»»

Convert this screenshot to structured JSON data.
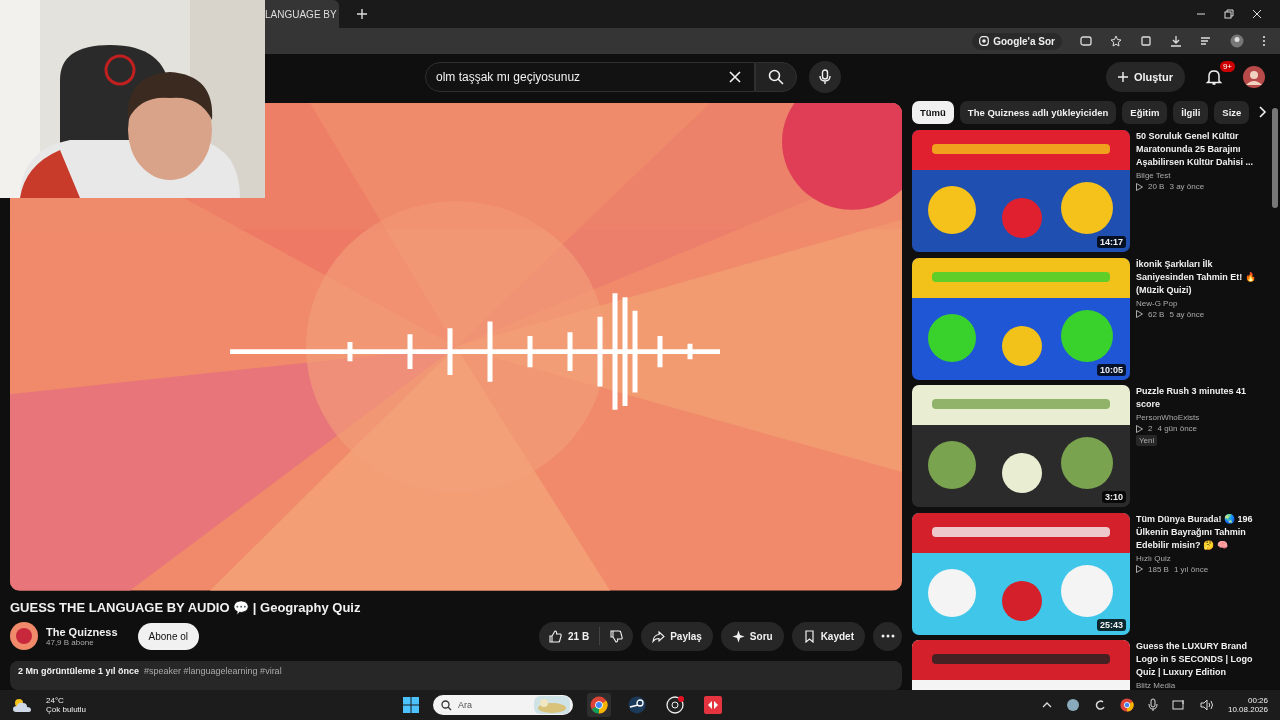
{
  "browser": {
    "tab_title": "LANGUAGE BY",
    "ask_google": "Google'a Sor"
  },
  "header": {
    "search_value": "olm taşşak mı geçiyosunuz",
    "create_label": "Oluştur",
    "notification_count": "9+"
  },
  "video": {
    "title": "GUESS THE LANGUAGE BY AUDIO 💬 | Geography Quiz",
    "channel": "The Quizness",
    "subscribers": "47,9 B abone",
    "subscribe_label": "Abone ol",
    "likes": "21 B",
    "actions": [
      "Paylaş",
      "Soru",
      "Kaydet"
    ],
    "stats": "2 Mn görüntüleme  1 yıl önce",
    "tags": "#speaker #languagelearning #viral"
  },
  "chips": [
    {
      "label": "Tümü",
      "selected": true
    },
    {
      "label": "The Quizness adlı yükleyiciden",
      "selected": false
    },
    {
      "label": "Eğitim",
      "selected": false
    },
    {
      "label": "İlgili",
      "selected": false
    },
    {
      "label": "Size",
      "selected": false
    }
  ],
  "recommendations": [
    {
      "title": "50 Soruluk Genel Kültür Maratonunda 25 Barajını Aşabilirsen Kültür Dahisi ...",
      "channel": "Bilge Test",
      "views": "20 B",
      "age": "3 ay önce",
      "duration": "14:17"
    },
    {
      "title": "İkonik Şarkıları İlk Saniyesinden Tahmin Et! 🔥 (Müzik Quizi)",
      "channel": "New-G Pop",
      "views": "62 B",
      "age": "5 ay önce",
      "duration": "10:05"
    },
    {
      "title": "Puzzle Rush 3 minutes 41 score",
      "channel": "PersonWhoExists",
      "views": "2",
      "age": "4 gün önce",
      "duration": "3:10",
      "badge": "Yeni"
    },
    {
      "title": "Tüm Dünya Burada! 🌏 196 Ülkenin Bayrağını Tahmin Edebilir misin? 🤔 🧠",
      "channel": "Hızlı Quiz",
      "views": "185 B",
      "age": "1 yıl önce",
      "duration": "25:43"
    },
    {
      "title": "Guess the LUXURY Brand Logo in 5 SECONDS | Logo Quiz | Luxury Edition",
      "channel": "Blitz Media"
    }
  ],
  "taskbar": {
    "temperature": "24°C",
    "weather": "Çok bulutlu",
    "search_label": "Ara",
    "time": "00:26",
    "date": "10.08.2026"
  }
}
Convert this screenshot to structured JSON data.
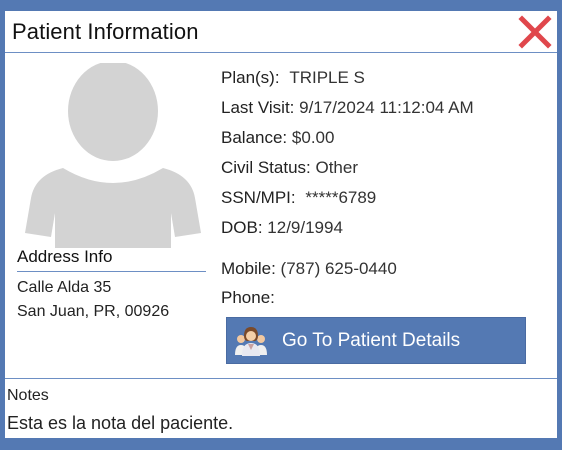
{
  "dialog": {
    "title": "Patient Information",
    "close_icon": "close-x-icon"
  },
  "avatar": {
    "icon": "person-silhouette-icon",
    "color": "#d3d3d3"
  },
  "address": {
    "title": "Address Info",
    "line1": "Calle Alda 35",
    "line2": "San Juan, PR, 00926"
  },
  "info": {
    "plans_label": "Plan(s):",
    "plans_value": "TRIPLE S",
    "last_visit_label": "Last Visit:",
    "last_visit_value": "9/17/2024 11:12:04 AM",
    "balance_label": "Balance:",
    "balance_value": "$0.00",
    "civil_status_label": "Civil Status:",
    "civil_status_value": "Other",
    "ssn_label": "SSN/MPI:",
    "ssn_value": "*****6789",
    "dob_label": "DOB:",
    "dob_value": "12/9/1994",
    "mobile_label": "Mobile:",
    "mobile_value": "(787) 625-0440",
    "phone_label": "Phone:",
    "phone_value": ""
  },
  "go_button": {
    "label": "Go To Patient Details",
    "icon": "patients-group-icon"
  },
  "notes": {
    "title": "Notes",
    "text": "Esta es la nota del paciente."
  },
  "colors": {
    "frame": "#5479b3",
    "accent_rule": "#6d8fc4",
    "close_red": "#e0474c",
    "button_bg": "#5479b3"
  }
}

««

Task statement:
Any images must be left out; transcribe the rest of the material exactly.

Answer for this exercise:
Convert this screenshot to structured JSON data.
{
  "browser": {
    "tab_title": "LANGUAGE BY",
    "ask_google": "Google'a Sor"
  },
  "header": {
    "search_value": "olm taşşak mı geçiyosunuz",
    "create_label": "Oluştur",
    "notification_count": "9+"
  },
  "video": {
    "title": "GUESS THE LANGUAGE BY AUDIO 💬 | Geography Quiz",
    "channel": "The Quizness",
    "subscribers": "47,9 B abone",
    "subscribe_label": "Abone ol",
    "likes": "21 B",
    "actions": [
      "Paylaş",
      "Soru",
      "Kaydet"
    ],
    "stats": "2 Mn görüntüleme  1 yıl önce",
    "tags": "#speaker #languagelearning #viral"
  },
  "chips": [
    {
      "label": "Tümü",
      "selected": true
    },
    {
      "label": "The Quizness adlı yükleyiciden",
      "selected": false
    },
    {
      "label": "Eğitim",
      "selected": false
    },
    {
      "label": "İlgili",
      "selected": false
    },
    {
      "label": "Size",
      "selected": false
    }
  ],
  "recommendations": [
    {
      "title": "50 Soruluk Genel Kültür Maratonunda 25 Barajını Aşabilirsen Kültür Dahisi ...",
      "channel": "Bilge Test",
      "views": "20 B",
      "age": "3 ay önce",
      "duration": "14:17"
    },
    {
      "title": "İkonik Şarkıları İlk Saniyesinden Tahmin Et! 🔥 (Müzik Quizi)",
      "channel": "New-G Pop",
      "views": "62 B",
      "age": "5 ay önce",
      "duration": "10:05"
    },
    {
      "title": "Puzzle Rush 3 minutes 41 score",
      "channel": "PersonWhoExists",
      "views": "2",
      "age": "4 gün önce",
      "duration": "3:10",
      "badge": "Yeni"
    },
    {
      "title": "Tüm Dünya Burada! 🌏 196 Ülkenin Bayrağını Tahmin Edebilir misin? 🤔 🧠",
      "channel": "Hızlı Quiz",
      "views": "185 B",
      "age": "1 yıl önce",
      "duration": "25:43"
    },
    {
      "title": "Guess the LUXURY Brand Logo in 5 SECONDS | Logo Quiz | Luxury Edition",
      "channel": "Blitz Media"
    }
  ],
  "taskbar": {
    "temperature": "24°C",
    "weather": "Çok bulutlu",
    "search_label": "Ara",
    "time": "00:26",
    "date": "10.08.2026"
  }
}
Convert this screenshot to structured JSON data.
{
  "dialog": {
    "title": "Patient Information",
    "close_icon": "close-x-icon"
  },
  "avatar": {
    "icon": "person-silhouette-icon",
    "color": "#d3d3d3"
  },
  "address": {
    "title": "Address Info",
    "line1": "Calle Alda 35",
    "line2": "San Juan, PR, 00926"
  },
  "info": {
    "plans_label": "Plan(s):",
    "plans_value": "TRIPLE S",
    "last_visit_label": "Last Visit:",
    "last_visit_value": "9/17/2024 11:12:04 AM",
    "balance_label": "Balance:",
    "balance_value": "$0.00",
    "civil_status_label": "Civil Status:",
    "civil_status_value": "Other",
    "ssn_label": "SSN/MPI:",
    "ssn_value": "*****6789",
    "dob_label": "DOB:",
    "dob_value": "12/9/1994",
    "mobile_label": "Mobile:",
    "mobile_value": "(787) 625-0440",
    "phone_label": "Phone:",
    "phone_value": ""
  },
  "go_button": {
    "label": "Go To Patient Details",
    "icon": "patients-group-icon"
  },
  "notes": {
    "title": "Notes",
    "text": "Esta es la nota del paciente."
  },
  "colors": {
    "frame": "#5479b3",
    "accent_rule": "#6d8fc4",
    "close_red": "#e0474c",
    "button_bg": "#5479b3"
  }
}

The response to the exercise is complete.